═════ Excerpted data
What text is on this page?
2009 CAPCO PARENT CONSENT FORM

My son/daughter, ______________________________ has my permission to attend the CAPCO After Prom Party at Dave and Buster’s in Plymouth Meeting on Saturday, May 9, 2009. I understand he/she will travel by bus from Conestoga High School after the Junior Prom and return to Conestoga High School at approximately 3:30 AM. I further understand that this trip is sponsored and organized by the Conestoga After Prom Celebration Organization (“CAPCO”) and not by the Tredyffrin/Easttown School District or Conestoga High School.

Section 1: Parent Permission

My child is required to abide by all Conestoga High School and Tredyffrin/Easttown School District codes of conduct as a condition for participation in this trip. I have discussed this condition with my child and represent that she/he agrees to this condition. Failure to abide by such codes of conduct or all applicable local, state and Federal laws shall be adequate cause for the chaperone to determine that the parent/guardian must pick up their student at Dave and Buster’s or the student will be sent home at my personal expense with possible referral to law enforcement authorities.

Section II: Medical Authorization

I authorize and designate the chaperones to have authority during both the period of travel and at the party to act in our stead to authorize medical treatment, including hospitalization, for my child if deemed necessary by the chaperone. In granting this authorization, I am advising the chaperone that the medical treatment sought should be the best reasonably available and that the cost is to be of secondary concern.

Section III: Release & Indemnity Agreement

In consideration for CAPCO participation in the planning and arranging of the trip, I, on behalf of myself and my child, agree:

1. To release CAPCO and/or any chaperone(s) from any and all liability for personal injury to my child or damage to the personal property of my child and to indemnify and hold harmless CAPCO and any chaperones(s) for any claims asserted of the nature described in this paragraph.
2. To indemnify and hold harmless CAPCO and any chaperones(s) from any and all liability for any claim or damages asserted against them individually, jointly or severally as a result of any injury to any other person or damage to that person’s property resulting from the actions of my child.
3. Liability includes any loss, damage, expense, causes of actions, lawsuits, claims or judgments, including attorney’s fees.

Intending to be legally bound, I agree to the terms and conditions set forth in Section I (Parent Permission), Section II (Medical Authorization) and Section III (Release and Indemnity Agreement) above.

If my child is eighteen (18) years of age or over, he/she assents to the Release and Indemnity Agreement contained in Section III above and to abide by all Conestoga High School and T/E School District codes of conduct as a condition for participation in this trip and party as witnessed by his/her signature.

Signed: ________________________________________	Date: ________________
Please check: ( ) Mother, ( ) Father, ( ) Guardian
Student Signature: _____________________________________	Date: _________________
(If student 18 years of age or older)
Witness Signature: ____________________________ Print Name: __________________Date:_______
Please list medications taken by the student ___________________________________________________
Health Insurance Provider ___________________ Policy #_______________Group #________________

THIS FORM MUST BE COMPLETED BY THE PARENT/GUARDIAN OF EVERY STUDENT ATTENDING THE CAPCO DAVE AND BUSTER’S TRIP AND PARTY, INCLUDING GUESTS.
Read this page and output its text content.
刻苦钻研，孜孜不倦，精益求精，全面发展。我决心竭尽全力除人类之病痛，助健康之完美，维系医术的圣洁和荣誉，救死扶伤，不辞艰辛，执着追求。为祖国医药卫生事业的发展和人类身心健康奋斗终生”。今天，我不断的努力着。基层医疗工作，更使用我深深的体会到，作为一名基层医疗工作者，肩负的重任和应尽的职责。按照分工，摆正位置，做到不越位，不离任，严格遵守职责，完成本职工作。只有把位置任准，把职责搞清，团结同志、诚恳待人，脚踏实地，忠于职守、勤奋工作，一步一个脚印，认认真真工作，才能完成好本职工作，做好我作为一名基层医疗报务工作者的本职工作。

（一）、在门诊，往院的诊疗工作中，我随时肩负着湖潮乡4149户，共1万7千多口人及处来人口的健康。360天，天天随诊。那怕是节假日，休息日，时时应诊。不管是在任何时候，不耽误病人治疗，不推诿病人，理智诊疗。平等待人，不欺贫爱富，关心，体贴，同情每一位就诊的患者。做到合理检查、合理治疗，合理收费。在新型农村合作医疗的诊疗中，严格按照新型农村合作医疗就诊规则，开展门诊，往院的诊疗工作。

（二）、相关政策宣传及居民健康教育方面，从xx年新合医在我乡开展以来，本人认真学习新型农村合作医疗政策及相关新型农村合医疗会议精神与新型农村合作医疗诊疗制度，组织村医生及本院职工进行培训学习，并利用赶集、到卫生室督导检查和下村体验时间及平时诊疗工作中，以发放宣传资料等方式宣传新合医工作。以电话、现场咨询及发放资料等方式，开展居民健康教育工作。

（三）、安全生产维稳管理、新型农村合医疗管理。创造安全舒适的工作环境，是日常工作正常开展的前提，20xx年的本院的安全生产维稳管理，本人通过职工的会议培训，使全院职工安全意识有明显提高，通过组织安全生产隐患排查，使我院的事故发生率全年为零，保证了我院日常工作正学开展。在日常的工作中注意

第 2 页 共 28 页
══════════
Return exactly the lines from the one containing "Read this page and output its text content." to the last line of the data, and nothing more.

> [Correct answer]:
Read this page and output its text content.
刻苦钻研，孜孜不倦，精益求精，全面发展。我决心竭尽全力除人类之病痛，助健康之完美，维系医术的圣洁和荣誉，救死扶伤，不辞艰辛，执着追求。为祖国医药卫生事业的发展和人类身心健康奋斗终生”。今天，我不断的努力着。基层医疗工作，更使用我深深的体会到，作为一名基层医疗工作者，肩负的重任和应尽的职责。按照分工，摆正位置，做到不越位，不离任，严格遵守职责，完成本职工作。只有把位置任准，把职责搞清，团结同志、诚恳待人，脚踏实地，忠于职守、勤奋工作，一步一个脚印，认认真真工作，才能完成好本职工作，做好我作为一名基层医疗报务工作者的本职工作。

（一）、在门诊，往院的诊疗工作中，我随时肩负着湖潮乡4149户，共1万7千多口人及处来人口的健康。360天，天天随诊。那怕是节假日，休息日，时时应诊。不管是在任何时候，不耽误病人治疗，不推诿病人，理智诊疗。平等待人，不欺贫爱富，关心，体贴，同情每一位就诊的患者。做到合理检查、合理治疗，合理收费。在新型农村合作医疗的诊疗中，严格按照新型农村合作医疗就诊规则，开展门诊，往院的诊疗工作。

（二）、相关政策宣传及居民健康教育方面，从xx年新合医在我乡开展以来，本人认真学习新型农村合作医疗政策及相关新型农村合医疗会议精神与新型农村合作医疗诊疗制度，组织村医生及本院职工进行培训学习，并利用赶集、到卫生室督导检查和下村体验时间及平时诊疗工作中，以发放宣传资料等方式宣传新合医工作。以电话、现场咨询及发放资料等方式，开展居民健康教育工作。

（三）、安全生产维稳管理、新型农村合医疗管理。创造安全舒适的工作环境，是日常工作正常开展的前提，20xx年的本院的安全生产维稳管理，本人通过职工的会议培训，使全院职工安全意识有明显提高，通过组织安全生产隐患排查，使我院的事故发生率全年为零，保证了我院日常工作正学开展。在日常的工作中注意

第 2 页 共 28 页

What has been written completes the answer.